> _Exercise requirements_
Lift out all lines below that contain "class".

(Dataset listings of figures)
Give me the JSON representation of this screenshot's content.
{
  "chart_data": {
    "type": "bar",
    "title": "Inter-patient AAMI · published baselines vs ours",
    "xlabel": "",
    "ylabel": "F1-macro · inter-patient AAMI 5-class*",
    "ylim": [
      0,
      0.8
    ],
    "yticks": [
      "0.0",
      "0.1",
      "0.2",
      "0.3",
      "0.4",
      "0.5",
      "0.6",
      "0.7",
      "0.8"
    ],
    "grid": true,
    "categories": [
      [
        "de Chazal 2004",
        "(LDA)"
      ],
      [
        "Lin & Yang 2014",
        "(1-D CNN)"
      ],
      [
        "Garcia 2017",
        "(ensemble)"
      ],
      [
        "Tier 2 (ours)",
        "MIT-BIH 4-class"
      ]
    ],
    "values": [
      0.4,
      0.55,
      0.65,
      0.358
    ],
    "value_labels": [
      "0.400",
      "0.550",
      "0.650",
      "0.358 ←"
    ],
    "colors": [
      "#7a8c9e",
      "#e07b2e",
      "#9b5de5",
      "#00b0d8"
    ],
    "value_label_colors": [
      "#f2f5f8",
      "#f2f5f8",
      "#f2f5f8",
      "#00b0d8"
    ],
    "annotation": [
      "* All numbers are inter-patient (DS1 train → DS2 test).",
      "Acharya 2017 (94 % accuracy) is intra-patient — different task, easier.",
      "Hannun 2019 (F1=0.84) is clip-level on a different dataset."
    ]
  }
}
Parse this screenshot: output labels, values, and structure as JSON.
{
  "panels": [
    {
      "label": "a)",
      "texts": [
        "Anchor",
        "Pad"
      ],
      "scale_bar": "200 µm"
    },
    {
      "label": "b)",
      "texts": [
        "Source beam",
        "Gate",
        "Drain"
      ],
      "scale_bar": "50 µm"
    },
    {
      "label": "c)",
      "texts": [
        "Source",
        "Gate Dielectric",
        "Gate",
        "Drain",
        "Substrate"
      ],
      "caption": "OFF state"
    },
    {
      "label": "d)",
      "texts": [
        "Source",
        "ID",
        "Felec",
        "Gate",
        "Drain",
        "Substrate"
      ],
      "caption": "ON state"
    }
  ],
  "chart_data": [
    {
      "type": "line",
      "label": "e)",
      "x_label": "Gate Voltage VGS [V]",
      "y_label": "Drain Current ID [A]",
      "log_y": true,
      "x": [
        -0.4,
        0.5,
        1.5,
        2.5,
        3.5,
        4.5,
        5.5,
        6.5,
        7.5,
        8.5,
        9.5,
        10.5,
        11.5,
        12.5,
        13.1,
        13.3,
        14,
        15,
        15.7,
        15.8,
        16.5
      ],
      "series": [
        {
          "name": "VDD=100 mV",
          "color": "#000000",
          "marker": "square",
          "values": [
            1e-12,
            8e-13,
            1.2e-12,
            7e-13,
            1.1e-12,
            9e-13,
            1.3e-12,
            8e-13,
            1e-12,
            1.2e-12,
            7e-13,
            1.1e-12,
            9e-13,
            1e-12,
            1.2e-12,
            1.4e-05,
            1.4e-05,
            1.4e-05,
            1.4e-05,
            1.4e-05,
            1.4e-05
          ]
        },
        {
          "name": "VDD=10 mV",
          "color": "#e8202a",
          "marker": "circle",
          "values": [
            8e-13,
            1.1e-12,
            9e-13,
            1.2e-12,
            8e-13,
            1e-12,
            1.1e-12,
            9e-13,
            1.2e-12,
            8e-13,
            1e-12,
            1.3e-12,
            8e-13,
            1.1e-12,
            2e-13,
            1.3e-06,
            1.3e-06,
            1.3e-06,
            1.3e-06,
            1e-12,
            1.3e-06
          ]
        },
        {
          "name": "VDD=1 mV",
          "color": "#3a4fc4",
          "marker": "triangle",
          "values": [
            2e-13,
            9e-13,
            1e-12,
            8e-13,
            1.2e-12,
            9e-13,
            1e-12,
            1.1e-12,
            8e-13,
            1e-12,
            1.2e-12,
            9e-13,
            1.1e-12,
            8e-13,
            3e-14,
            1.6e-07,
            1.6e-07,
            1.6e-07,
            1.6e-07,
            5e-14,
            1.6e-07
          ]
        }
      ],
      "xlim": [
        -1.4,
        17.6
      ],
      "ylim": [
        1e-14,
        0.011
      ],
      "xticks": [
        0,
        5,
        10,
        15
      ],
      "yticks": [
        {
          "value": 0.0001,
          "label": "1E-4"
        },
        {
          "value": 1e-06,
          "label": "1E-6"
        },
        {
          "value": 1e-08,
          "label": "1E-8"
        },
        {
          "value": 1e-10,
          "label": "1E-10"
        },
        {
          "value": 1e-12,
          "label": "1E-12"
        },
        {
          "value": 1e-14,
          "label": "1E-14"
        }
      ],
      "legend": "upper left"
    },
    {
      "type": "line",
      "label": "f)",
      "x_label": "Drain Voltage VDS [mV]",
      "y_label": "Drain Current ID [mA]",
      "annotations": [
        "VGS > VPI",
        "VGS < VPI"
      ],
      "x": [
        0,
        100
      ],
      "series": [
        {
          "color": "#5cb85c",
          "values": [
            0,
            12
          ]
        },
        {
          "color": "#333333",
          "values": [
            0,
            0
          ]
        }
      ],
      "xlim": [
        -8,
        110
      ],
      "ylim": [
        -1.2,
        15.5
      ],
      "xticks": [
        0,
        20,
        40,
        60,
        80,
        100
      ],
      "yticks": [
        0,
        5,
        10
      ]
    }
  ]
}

> _Correct output_
    "ylabel": "F1-macro · inter-patient AAMI 5-class*",
        "MIT-BIH 4-class"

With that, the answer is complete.